Records from a data source:
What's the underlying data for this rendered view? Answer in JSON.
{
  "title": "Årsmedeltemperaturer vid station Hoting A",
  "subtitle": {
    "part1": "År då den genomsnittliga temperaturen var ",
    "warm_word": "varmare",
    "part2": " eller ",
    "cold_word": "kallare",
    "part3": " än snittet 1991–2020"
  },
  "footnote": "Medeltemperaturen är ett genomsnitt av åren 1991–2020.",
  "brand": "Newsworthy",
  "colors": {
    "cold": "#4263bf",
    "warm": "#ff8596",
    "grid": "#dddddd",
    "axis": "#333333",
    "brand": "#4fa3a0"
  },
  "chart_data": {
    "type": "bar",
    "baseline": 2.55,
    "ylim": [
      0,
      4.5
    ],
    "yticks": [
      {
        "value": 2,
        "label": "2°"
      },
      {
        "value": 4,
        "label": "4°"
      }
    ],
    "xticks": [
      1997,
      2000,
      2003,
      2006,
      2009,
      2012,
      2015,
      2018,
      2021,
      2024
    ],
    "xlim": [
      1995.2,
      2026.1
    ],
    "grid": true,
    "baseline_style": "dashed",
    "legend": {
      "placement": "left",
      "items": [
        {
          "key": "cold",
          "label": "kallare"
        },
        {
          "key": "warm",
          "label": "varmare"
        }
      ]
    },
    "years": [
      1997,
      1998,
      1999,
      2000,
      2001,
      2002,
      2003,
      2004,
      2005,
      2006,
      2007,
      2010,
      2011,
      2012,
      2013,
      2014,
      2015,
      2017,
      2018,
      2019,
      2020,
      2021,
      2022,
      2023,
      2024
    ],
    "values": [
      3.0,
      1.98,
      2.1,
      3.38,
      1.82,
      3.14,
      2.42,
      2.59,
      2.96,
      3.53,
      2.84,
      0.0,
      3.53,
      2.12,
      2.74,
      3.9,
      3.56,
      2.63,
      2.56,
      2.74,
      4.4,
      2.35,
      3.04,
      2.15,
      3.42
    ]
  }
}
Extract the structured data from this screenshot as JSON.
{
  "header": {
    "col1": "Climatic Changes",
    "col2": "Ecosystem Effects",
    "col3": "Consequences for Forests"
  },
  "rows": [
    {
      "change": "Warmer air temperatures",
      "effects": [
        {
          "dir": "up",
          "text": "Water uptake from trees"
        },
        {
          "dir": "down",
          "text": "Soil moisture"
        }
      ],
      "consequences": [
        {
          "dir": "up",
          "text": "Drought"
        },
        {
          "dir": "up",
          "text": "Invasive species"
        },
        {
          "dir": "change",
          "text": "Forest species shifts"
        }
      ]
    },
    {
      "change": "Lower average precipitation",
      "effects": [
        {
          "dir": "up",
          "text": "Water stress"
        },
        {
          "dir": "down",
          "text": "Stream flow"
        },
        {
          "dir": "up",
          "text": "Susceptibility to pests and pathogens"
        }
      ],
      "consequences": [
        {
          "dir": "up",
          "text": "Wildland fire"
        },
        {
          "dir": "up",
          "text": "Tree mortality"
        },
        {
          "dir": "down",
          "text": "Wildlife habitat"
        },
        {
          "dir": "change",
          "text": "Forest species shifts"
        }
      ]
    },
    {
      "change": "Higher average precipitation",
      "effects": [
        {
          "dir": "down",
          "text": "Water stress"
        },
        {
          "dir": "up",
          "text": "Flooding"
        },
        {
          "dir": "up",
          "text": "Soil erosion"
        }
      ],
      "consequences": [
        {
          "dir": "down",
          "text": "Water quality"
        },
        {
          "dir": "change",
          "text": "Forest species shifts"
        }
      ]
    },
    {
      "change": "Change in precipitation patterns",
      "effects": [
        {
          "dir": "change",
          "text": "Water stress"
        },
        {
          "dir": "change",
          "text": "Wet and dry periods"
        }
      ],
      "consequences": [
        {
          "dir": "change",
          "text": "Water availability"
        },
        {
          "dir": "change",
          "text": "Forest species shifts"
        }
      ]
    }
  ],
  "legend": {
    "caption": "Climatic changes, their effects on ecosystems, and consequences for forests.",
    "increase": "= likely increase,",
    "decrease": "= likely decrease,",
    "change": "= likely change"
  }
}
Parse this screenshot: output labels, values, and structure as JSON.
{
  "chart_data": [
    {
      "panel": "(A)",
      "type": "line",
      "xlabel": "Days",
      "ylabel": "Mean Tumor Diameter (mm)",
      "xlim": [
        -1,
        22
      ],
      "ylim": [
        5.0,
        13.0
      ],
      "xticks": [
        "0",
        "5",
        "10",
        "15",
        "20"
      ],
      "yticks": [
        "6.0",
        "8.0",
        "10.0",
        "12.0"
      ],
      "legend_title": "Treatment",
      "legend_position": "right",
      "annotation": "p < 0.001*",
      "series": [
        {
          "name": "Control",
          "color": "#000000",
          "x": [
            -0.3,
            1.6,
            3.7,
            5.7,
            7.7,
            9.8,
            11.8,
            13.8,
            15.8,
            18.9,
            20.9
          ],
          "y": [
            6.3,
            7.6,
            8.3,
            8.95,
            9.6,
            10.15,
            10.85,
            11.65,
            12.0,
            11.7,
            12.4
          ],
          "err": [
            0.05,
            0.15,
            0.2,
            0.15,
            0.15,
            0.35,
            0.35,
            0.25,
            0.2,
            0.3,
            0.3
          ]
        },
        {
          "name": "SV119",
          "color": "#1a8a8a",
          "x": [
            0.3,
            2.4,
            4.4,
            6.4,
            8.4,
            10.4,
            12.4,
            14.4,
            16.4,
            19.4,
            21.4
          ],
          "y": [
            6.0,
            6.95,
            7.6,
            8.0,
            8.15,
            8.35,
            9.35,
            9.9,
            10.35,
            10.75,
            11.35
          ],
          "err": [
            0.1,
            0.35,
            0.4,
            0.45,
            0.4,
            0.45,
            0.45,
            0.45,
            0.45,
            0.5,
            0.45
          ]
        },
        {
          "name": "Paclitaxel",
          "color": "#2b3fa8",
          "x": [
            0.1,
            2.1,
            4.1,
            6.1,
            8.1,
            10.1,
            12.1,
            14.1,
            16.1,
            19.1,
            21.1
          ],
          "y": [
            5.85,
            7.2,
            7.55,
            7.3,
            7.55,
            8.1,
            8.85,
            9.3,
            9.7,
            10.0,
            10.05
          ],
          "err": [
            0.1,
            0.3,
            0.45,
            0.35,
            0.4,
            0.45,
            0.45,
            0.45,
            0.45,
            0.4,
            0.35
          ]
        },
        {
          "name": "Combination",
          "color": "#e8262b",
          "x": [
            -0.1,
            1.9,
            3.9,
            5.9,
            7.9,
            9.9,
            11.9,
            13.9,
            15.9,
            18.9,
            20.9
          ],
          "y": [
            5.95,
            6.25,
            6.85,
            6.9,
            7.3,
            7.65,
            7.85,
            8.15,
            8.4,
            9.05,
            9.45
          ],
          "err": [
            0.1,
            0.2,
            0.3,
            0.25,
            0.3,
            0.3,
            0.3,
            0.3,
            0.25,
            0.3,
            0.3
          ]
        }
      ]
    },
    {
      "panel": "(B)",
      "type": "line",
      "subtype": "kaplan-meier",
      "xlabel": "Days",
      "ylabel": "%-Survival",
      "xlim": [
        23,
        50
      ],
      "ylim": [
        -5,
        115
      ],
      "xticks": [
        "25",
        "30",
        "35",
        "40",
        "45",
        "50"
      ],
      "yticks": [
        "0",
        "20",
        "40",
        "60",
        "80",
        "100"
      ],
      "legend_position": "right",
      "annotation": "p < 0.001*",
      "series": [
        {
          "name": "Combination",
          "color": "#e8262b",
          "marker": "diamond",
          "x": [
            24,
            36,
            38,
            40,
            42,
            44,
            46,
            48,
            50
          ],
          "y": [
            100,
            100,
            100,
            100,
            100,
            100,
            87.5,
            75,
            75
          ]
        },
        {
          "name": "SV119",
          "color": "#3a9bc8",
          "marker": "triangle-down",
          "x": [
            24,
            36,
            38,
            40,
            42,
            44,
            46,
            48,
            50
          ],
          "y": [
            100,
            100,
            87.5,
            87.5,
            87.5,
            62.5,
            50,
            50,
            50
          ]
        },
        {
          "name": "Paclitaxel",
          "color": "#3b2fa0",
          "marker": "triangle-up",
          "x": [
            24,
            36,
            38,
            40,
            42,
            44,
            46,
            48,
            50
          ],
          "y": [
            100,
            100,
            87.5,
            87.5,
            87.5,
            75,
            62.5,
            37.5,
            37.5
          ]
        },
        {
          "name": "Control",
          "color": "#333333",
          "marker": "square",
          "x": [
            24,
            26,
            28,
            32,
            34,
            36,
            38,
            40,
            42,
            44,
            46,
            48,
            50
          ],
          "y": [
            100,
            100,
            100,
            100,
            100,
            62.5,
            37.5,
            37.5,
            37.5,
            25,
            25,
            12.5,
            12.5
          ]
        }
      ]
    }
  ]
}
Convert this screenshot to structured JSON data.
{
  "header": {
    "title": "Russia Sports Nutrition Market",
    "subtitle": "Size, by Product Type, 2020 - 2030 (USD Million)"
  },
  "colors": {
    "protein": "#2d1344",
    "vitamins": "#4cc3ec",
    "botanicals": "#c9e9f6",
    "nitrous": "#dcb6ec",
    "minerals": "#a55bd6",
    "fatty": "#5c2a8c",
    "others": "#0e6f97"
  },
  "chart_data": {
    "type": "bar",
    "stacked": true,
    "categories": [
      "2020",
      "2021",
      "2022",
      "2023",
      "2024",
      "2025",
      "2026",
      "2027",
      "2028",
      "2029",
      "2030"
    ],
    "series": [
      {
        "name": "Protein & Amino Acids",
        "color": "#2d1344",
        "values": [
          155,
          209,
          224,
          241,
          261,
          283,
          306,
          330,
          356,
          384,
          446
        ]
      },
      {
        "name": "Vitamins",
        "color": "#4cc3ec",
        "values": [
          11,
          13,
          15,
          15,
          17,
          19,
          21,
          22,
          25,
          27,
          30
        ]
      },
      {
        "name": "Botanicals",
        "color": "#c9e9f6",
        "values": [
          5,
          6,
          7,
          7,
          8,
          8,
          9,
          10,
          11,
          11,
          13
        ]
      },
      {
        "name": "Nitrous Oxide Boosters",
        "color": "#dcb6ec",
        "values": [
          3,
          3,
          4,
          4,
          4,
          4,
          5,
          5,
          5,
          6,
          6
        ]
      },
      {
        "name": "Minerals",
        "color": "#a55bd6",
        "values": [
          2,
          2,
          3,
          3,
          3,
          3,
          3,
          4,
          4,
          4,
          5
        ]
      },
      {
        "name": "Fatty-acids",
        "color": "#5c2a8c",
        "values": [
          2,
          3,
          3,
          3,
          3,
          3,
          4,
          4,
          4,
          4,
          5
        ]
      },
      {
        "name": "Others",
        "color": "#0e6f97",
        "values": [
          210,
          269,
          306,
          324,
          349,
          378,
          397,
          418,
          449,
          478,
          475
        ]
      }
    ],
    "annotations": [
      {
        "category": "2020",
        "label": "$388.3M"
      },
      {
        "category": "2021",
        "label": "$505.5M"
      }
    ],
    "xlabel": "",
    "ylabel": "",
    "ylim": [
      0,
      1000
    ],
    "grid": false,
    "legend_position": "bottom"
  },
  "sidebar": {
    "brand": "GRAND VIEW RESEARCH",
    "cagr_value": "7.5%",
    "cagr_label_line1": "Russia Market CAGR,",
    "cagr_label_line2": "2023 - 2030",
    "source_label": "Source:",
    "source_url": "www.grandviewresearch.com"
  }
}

* Assignment
Copy each line above where "average" appears.

* Task solution
      "change": "Lower average precipitation",
      "change": "Higher average precipitation",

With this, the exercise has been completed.